**TASK DETAILS**
Look through the data below. Show each line where the string "name" occurs.

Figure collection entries
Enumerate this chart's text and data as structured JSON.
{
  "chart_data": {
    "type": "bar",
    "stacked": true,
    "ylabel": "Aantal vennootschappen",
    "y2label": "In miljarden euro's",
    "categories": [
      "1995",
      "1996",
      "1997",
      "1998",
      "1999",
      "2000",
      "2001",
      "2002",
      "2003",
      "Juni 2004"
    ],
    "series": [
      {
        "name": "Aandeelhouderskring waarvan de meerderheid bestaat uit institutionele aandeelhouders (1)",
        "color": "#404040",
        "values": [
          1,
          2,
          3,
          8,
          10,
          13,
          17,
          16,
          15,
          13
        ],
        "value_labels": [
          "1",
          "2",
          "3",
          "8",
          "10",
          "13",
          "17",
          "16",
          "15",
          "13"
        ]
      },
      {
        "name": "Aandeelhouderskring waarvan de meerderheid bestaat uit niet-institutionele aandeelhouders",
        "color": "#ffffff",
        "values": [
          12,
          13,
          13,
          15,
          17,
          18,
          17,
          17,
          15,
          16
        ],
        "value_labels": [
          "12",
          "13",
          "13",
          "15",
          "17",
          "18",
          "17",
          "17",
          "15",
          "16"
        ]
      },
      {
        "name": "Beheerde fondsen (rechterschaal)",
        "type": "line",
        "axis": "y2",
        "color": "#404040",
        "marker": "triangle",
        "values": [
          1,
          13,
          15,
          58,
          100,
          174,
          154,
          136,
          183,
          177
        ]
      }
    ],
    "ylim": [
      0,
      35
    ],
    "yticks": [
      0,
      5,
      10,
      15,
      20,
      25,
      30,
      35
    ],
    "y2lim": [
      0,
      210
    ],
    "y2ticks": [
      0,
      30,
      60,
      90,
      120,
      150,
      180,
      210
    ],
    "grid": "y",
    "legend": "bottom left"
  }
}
...
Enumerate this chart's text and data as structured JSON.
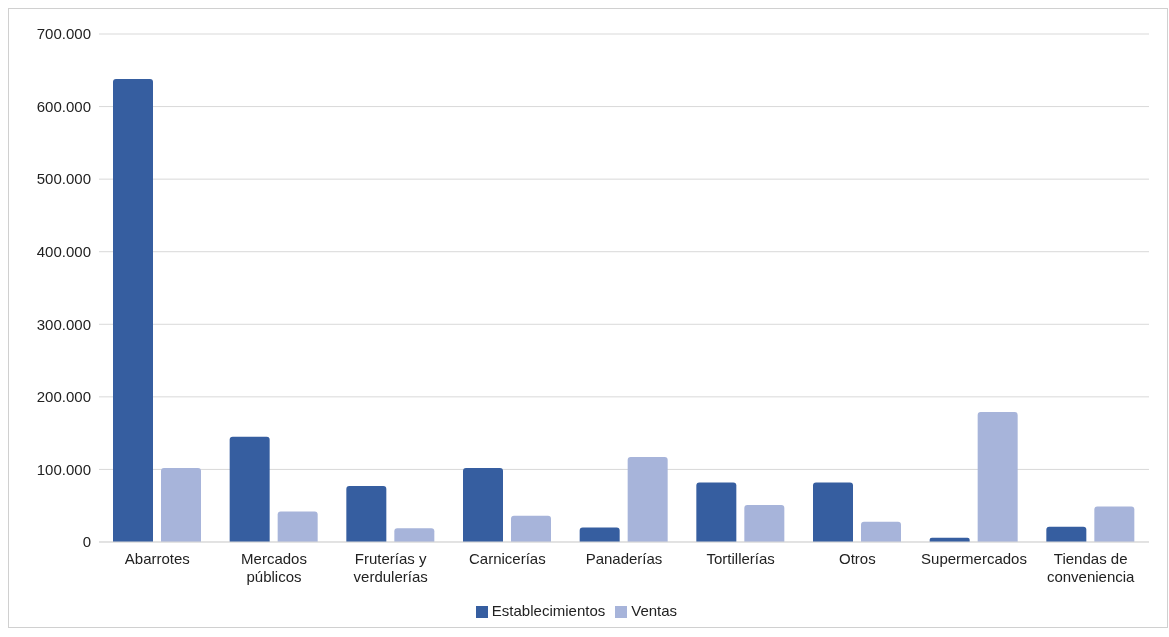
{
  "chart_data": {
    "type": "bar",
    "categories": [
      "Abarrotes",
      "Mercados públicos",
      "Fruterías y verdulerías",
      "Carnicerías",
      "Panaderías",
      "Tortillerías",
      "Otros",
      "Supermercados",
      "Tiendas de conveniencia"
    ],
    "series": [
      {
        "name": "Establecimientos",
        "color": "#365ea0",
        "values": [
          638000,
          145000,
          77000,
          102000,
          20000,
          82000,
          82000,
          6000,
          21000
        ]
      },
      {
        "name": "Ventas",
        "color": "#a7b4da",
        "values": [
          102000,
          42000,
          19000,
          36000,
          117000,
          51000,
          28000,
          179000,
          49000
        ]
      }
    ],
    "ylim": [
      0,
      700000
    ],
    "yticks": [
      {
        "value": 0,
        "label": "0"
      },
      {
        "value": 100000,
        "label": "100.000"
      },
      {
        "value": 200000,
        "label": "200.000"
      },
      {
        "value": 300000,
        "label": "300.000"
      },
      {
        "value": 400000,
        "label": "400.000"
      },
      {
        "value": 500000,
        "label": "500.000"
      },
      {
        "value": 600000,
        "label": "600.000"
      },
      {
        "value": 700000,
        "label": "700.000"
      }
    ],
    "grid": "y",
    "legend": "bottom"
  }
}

**RESULT OF THIS EXERCISE**
        "name": "Aandeelhouderskring waarvan de meerderheid bestaat uit institutionele aandeelhouders (1)",
        "name": "Aandeelhouderskring waarvan de meerderheid bestaat uit niet-institutionele aandeelhouders",
        "name": "Beheerde fondsen (rechterschaal)",
        "name": "Establecimientos",
        "name": "Ventas",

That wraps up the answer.